Collected data entries
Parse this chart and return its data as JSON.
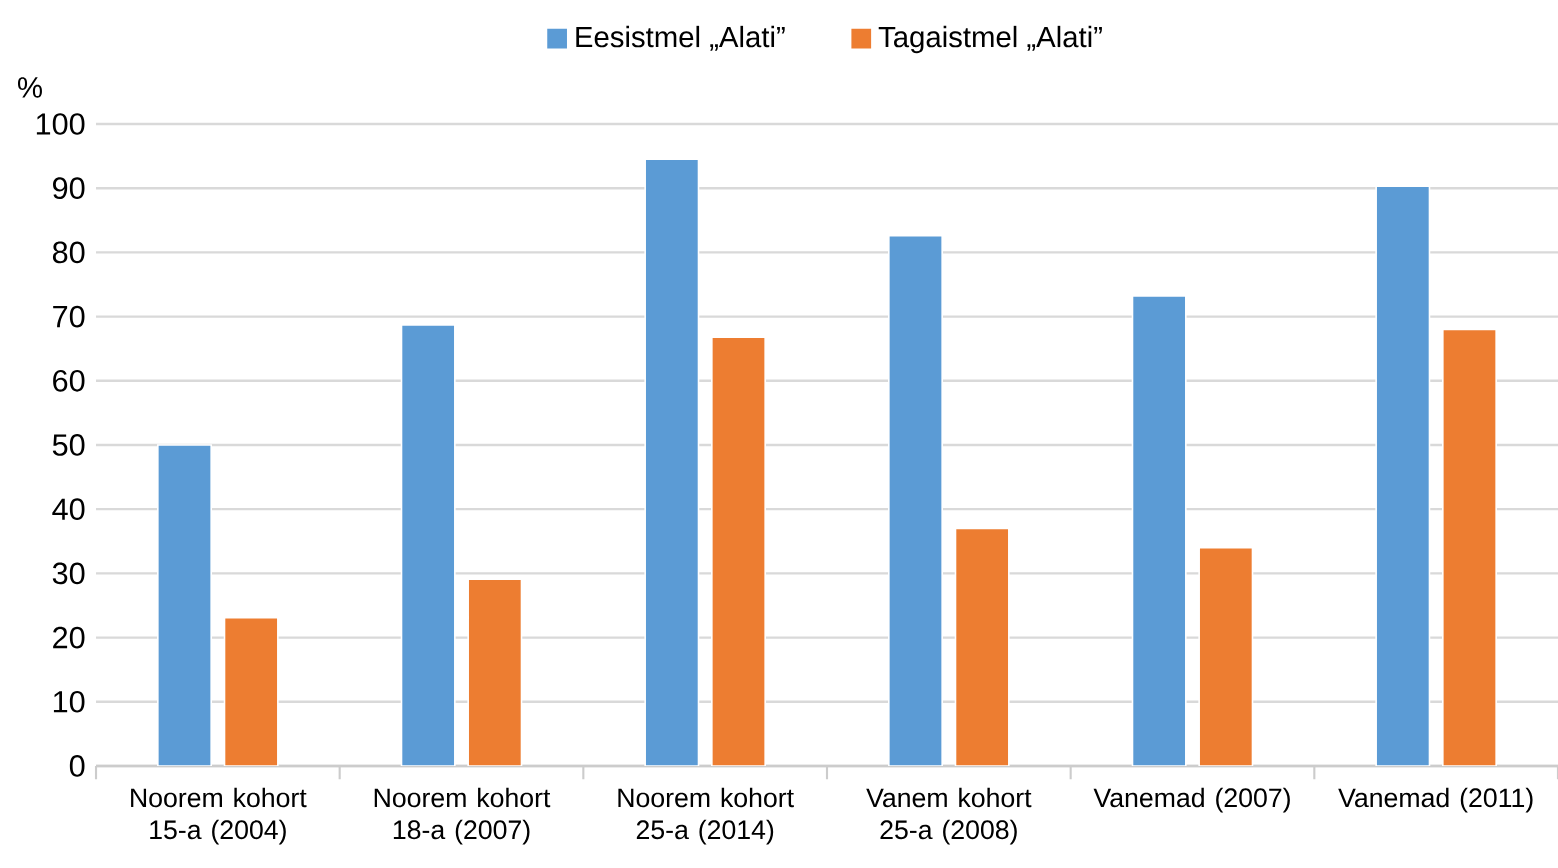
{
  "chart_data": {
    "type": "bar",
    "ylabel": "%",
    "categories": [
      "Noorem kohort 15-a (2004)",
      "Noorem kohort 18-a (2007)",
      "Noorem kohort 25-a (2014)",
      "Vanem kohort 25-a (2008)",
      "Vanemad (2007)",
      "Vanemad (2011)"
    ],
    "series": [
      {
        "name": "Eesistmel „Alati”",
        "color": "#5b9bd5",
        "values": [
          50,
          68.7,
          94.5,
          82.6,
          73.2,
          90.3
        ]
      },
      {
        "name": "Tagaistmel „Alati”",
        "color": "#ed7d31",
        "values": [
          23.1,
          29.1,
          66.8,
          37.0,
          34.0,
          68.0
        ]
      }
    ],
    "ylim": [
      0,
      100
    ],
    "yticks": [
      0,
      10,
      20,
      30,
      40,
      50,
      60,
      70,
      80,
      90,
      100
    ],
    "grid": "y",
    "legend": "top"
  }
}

● Problem statement: Your task is to set down the records shown above exactly, minus any pictures.

● Answer for the task:
Parse this chart and return its data as JSON.
{
  "chart_data": {
    "type": "bar",
    "ylabel": "%",
    "categories": [
      "Noorem kohort 15-a (2004)",
      "Noorem kohort 18-a (2007)",
      "Noorem kohort 25-a (2014)",
      "Vanem kohort 25-a (2008)",
      "Vanemad (2007)",
      "Vanemad (2011)"
    ],
    "series": [
      {
        "name": "Eesistmel „Alati”",
        "color": "#5b9bd5",
        "values": [
          50,
          68.7,
          94.5,
          82.6,
          73.2,
          90.3
        ]
      },
      {
        "name": "Tagaistmel „Alati”",
        "color": "#ed7d31",
        "values": [
          23.1,
          29.1,
          66.8,
          37.0,
          34.0,
          68.0
        ]
      }
    ],
    "ylim": [
      0,
      100
    ],
    "yticks": [
      0,
      10,
      20,
      30,
      40,
      50,
      60,
      70,
      80,
      90,
      100
    ],
    "grid": "y",
    "legend": "top"
  }
}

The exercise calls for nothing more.